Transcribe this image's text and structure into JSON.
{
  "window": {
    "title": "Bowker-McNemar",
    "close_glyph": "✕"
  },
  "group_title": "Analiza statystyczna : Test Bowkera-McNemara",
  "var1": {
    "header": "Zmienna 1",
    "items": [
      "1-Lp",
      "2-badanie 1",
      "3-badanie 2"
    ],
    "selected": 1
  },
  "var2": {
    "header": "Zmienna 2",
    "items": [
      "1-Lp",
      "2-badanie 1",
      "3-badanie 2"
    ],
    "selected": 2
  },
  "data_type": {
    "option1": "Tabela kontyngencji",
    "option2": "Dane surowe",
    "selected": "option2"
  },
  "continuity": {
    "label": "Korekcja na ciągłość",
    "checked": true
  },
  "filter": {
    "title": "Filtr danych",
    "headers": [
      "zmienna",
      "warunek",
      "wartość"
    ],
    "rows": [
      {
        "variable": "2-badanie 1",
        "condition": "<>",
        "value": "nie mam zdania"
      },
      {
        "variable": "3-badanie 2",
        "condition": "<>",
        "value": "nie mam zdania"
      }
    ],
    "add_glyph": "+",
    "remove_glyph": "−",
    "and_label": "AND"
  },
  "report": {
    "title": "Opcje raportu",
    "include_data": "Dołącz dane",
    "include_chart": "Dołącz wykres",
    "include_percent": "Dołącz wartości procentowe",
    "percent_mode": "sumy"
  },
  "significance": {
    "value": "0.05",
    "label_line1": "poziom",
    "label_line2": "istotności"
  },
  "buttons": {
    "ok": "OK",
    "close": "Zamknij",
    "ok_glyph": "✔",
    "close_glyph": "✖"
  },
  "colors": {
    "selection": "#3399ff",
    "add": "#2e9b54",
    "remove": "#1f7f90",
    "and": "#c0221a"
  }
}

**EXERCISE OBJECTIVE**
From the records above, extract each line exactly as shown.

**EXPECTED ANSWER**
Transcribe this image's text and structure into JSON.
{
  "window": {
    "title": "Bowker-McNemar",
    "close_glyph": "✕"
  },
  "group_title": "Analiza statystyczna : Test Bowkera-McNemara",
  "var1": {
    "header": "Zmienna 1",
    "items": [
      "1-Lp",
      "2-badanie 1",
      "3-badanie 2"
    ],
    "selected": 1
  },
  "var2": {
    "header": "Zmienna 2",
    "items": [
      "1-Lp",
      "2-badanie 1",
      "3-badanie 2"
    ],
    "selected": 2
  },
  "data_type": {
    "option1": "Tabela kontyngencji",
    "option2": "Dane surowe",
    "selected": "option2"
  },
  "continuity": {
    "label": "Korekcja na ciągłość",
    "checked": true
  },
  "filter": {
    "title": "Filtr danych",
    "headers": [
      "zmienna",
      "warunek",
      "wartość"
    ],
    "rows": [
      {
        "variable": "2-badanie 1",
        "condition": "<>",
        "value": "nie mam zdania"
      },
      {
        "variable": "3-badanie 2",
        "condition": "<>",
        "value": "nie mam zdania"
      }
    ],
    "add_glyph": "+",
    "remove_glyph": "−",
    "and_label": "AND"
  },
  "report": {
    "title": "Opcje raportu",
    "include_data": "Dołącz dane",
    "include_chart": "Dołącz wykres",
    "include_percent": "Dołącz wartości procentowe",
    "percent_mode": "sumy"
  },
  "significance": {
    "value": "0.05",
    "label_line1": "poziom",
    "label_line2": "istotności"
  },
  "buttons": {
    "ok": "OK",
    "close": "Zamknij",
    "ok_glyph": "✔",
    "close_glyph": "✖"
  },
  "colors": {
    "selection": "#3399ff",
    "add": "#2e9b54",
    "remove": "#1f7f90",
    "and": "#c0221a"
  }
}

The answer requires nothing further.